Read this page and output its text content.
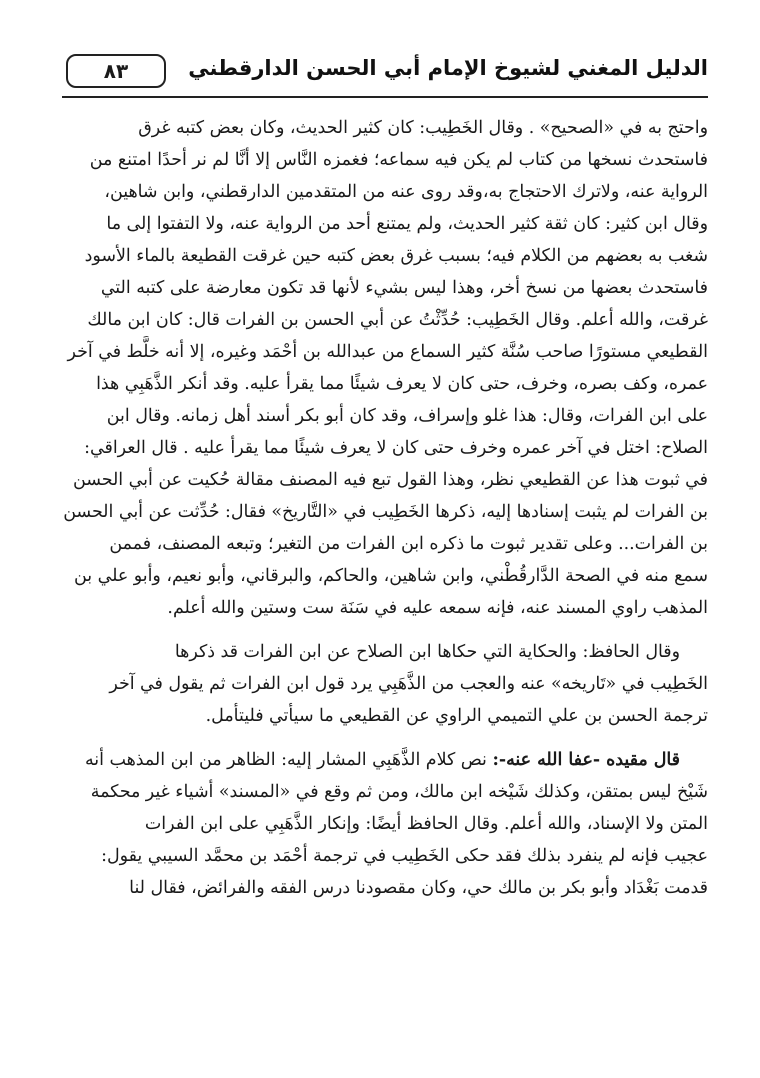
الدليل المغني لشيوخ الإمام أبي الحسن الدارقطني
٨٣
واحتج به في «الصحيح» . وقال الخَطِيب: كان كثير الحديث، وكان بعض كتبه غرق
فاستحدث نسخها من كتاب لم يكن فيه سماعه؛ فغمزه النَّاس إلا أنَّا لم نر أحدًا امتنع من
الرواية عنه، ولاترك الاحتجاج به،وقد روى عنه من المتقدمين الدارقطني، وابن شاهين،
وقال ابن كثير: كان ثقة كثير الحديث، ولم يمتنع أحد من الرواية عنه، ولا التفتوا إلى ما
شغب به بعضهم من الكلام فيه؛ بسبب غرق بعض كتبه حين غرقت القطيعة بالماء الأسود
فاستحدث بعضها من نسخ أخر، وهذا ليس بشيء لأنها قد تكون معارضة على كتبه التي
غرقت، والله أعلم. وقال الخَطِيب: حُدِّثْتُ عن أبي الحسن بن الفرات قال: كان ابن مالك
القطيعي مستورًا صاحب سُنَّة كثير السماع من عبدالله بن أحْمَد وغيره، إلا أنه خلَّط في آخر
عمره، وكف بصره، وخرف، حتى كان لا يعرف شيئًا مما يقرأ عليه. وقد أنكر الذَّهَبِي هذا
على ابن الفرات، وقال: هذا غلو وإسراف، وقد كان أبو بكر أسند أهل زمانه. وقال ابن
الصلاح: اختل في آخر عمره وخرف حتى كان لا يعرف شيئًا مما يقرأ عليه . قال العراقي:
في ثبوت هذا عن القطيعي نظر، وهذا القول تبع فيه المصنف مقالة حُكيت عن أبي الحسن
بن الفرات لم يثبت إسنادها إليه، ذكرها الخَطِيب في «التَّاريخ» فقال: حُدِّثت عن أبي الحسن
بن الفرات... وعلى تقدير ثبوت ما ذكره ابن الفرات من التغير؛ وتبعه المصنف، فممن
سمع منه في الصحة الدَّارقُطْني، وابن شاهين، والحاكم، والبرقاني، وأبو نعيم، وأبو علي بن
المذهب راوي المسند عنه، فإنه سمعه عليه في سَنَة ست وستين والله أعلم.
وقال الحافظ: والحكاية التي حكاها ابن الصلاح عن ابن الفرات قد ذكرها
الخَطِيب في «تَاريخه» عنه والعجب من الذَّهَبِي يرد قول ابن الفرات ثم يقول في آخر
ترجمة الحسن بن علي التميمي الراوي عن القطيعي ما سيأتي فليتأمل.
قال مقيده -عفا الله عنه-: نص كلام الذَّهَبِي المشار إليه: الظاهر من ابن المذهب أنه
شَيْخ ليس بمتقن، وكذلك شَيْخه ابن مالك، ومن ثم وقع في «المسند» أشياء غير محكمة
المتن ولا الإسناد، والله أعلم. وقال الحافظ أيضًا: وإنكار الذَّهَبِي على ابن الفرات
عجيب فإنه لم ينفرد بذلك فقد حكى الخَطِيب في ترجمة أحْمَد بن محمَّد السيبي يقول:
قدمت بَغْدَاد وأبو بكر بن مالك حي، وكان مقصودنا درس الفقه والفرائض، فقال لنا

--- The request ---
Write out every entry again word for word, without any of the pictures.

--- Problem solution ---
Read this page and output its text content.
الدليل المغني لشيوخ الإمام أبي الحسن الدارقطني
٨٣
واحتج به في «الصحيح» . وقال الخَطِيب: كان كثير الحديث، وكان بعض كتبه غرق
فاستحدث نسخها من كتاب لم يكن فيه سماعه؛ فغمزه النَّاس إلا أنَّا لم نر أحدًا امتنع من
الرواية عنه، ولاترك الاحتجاج به،وقد روى عنه من المتقدمين الدارقطني، وابن شاهين،
وقال ابن كثير: كان ثقة كثير الحديث، ولم يمتنع أحد من الرواية عنه، ولا التفتوا إلى ما
شغب به بعضهم من الكلام فيه؛ بسبب غرق بعض كتبه حين غرقت القطيعة بالماء الأسود
فاستحدث بعضها من نسخ أخر، وهذا ليس بشيء لأنها قد تكون معارضة على كتبه التي
غرقت، والله أعلم. وقال الخَطِيب: حُدِّثْتُ عن أبي الحسن بن الفرات قال: كان ابن مالك
القطيعي مستورًا صاحب سُنَّة كثير السماع من عبدالله بن أحْمَد وغيره، إلا أنه خلَّط في آخر
عمره، وكف بصره، وخرف، حتى كان لا يعرف شيئًا مما يقرأ عليه. وقد أنكر الذَّهَبِي هذا
على ابن الفرات، وقال: هذا غلو وإسراف، وقد كان أبو بكر أسند أهل زمانه. وقال ابن
الصلاح: اختل في آخر عمره وخرف حتى كان لا يعرف شيئًا مما يقرأ عليه . قال العراقي:
في ثبوت هذا عن القطيعي نظر، وهذا القول تبع فيه المصنف مقالة حُكيت عن أبي الحسن
بن الفرات لم يثبت إسنادها إليه، ذكرها الخَطِيب في «التَّاريخ» فقال: حُدِّثت عن أبي الحسن
بن الفرات... وعلى تقدير ثبوت ما ذكره ابن الفرات من التغير؛ وتبعه المصنف، فممن
سمع منه في الصحة الدَّارقُطْني، وابن شاهين، والحاكم، والبرقاني، وأبو نعيم، وأبو علي بن
المذهب راوي المسند عنه، فإنه سمعه عليه في سَنَة ست وستين والله أعلم.
وقال الحافظ: والحكاية التي حكاها ابن الصلاح عن ابن الفرات قد ذكرها
الخَطِيب في «تَاريخه» عنه والعجب من الذَّهَبِي يرد قول ابن الفرات ثم يقول في آخر
ترجمة الحسن بن علي التميمي الراوي عن القطيعي ما سيأتي فليتأمل.
قال مقيده -عفا الله عنه-: نص كلام الذَّهَبِي المشار إليه: الظاهر من ابن المذهب أنه
شَيْخ ليس بمتقن، وكذلك شَيْخه ابن مالك، ومن ثم وقع في «المسند» أشياء غير محكمة
المتن ولا الإسناد، والله أعلم. وقال الحافظ أيضًا: وإنكار الذَّهَبِي على ابن الفرات
عجيب فإنه لم ينفرد بذلك فقد حكى الخَطِيب في ترجمة أحْمَد بن محمَّد السيبي يقول:
قدمت بَغْدَاد وأبو بكر بن مالك حي، وكان مقصودنا درس الفقه والفرائض، فقال لنا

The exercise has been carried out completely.